* Aim of the exercise:
Retype the passage of the text on trade, immigration and minimum wage policy from "Large-Scale Immigration Reform" up to and including "the nation’s population.".

* Extract to read:

━━━━━━━━━━━━━━━━

Side Note: The agreement allows for free trade of labor, goods, and investments, allowing for immigration back and forth for labor purposes (cheap labor which Trump blames for the loss of millions of American jobs) and for the free trade of goods back and forth without import tariffs (cheaper materials and inputs). NAFTA also allows companies like Ford to relocate plants to Mexico and ship its cars back to the US with minimal taxes, while keeping the more highly skilled and automated tasks here in their U.S. factories.

Large-Scale Immigration Reform

Whether a tangible wall is built along the US/Mexican border or stricter/reformed immigration laws are introduced (or both), several industries that benefit from the labor of undocumented workers could take a hit. According to the Pew Research Center, there were 11.1 million unauthorized immigrants in the US in 2014, accounting for 3.5% of the nation’s population.

Minimum Wage Hikes

Also important to note, four states voted in favor of a minimum wage increase, which may impact your bottom line. Trump has expressed opposition to a minimum wage hike on the federal level, but business owners in Arizona, Colorado, Maine and Washington will have to increase their minimum wages by 2020. Arizona’s minimum wage will increase from $8.05 to $12, Colorado’s from $8.31 to $12, Maine’s from $7.50 to $12 and Washington’s from $9.47 to $13.50. As more low income jobs offer higher wages, this can put upward pressure on other employees’ wages as other job offerings become more competitive.

Wrap Up

At this point, there is still a lot of uncertainty and any positive or negative outcomes that will result from his policies are entirely speculation. As with any election, nothing the candidate campaigned on is set in stone. We will have to wait and see.

━━━━━━━━━━━━━━━━

* Listings of element regions:
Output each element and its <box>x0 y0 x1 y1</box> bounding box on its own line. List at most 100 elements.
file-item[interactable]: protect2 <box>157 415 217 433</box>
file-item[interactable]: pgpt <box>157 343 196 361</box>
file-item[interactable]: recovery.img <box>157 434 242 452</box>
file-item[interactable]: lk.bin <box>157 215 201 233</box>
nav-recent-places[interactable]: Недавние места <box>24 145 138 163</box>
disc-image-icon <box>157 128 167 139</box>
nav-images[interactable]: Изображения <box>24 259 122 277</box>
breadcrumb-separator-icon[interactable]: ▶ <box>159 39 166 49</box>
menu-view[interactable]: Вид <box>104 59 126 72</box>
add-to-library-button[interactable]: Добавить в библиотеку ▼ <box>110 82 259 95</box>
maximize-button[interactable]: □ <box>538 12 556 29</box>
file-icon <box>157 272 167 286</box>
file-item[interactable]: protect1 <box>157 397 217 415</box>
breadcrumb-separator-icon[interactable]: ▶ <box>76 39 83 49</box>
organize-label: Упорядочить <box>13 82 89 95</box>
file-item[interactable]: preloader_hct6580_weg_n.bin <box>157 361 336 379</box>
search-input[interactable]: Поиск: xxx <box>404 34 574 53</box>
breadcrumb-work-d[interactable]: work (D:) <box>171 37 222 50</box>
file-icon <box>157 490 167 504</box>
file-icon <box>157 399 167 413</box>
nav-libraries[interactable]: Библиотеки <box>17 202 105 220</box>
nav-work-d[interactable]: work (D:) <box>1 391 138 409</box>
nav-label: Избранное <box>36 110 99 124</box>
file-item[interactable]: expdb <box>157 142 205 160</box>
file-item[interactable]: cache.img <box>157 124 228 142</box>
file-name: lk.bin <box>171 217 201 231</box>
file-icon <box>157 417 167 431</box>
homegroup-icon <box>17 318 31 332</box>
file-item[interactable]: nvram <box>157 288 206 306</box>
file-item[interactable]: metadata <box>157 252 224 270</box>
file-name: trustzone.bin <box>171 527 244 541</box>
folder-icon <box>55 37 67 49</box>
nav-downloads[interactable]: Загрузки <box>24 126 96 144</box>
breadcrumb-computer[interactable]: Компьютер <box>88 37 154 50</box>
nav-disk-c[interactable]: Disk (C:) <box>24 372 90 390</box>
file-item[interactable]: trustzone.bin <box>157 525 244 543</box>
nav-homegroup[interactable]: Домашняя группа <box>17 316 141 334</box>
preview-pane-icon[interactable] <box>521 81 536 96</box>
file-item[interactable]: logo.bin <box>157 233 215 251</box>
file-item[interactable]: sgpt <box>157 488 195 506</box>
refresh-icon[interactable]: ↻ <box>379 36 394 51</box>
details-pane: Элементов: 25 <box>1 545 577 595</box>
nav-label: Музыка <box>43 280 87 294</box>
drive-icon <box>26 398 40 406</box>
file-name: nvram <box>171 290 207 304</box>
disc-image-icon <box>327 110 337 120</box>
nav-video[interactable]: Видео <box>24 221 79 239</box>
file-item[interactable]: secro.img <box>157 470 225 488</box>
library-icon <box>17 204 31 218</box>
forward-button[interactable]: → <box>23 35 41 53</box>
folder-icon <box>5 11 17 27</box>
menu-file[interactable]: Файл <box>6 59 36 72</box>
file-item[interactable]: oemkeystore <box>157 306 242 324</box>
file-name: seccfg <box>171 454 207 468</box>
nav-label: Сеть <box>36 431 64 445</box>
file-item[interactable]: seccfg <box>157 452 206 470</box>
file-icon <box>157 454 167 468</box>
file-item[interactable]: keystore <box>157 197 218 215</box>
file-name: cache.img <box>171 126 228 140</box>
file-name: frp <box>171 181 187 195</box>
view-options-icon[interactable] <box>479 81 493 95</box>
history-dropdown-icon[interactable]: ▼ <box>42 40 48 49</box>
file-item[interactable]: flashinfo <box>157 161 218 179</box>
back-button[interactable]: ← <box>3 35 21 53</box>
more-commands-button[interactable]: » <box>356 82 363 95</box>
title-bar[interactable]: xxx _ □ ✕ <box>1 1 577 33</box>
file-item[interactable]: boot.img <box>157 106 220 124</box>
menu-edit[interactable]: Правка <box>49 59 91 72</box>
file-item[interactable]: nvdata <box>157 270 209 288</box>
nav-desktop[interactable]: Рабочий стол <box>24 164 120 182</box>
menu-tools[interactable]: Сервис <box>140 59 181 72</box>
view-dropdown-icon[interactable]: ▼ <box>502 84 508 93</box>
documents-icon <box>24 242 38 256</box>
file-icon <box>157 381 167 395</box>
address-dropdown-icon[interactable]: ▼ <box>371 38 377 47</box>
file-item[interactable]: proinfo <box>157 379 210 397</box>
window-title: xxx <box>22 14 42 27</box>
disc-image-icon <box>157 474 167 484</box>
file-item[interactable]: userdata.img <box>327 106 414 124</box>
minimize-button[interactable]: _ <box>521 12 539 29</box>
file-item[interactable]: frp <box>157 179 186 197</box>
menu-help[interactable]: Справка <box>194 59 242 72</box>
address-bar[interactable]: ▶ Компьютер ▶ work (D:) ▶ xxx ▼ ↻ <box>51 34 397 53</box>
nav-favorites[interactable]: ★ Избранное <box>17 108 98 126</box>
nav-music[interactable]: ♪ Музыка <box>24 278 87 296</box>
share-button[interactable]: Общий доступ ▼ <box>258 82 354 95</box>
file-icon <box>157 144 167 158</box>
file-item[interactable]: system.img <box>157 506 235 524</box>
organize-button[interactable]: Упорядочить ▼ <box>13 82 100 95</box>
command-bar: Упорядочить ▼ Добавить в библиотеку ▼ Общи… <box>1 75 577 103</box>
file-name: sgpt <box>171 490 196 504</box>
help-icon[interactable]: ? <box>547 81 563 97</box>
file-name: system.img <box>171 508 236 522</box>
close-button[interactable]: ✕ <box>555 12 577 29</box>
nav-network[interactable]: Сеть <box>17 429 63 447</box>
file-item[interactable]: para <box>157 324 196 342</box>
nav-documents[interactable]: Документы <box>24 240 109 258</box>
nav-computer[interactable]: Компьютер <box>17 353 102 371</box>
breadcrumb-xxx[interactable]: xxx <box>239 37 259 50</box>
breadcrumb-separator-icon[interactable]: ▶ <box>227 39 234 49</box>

━━━━━━━━━━━━━━━━

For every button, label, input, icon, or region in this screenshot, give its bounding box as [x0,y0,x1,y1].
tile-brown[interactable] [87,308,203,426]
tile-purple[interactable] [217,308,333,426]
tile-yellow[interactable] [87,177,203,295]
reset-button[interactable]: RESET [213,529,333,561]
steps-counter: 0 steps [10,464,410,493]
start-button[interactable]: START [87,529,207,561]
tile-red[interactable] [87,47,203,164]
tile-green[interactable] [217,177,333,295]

━━━━━━━━━━━━━━━━

* Response to this exercise:
Large-Scale Immigration Reform

Whether a tangible wall is built along the US/Mexican border or stricter/reformed immigration laws are introduced (or both), several industries that benefit from the labor of undocumented workers could take a hit. According to the Pew Research Center, there were 11.1 million unauthorized immigrants in the US in 2014, accounting for 3.5% of the nation’s population.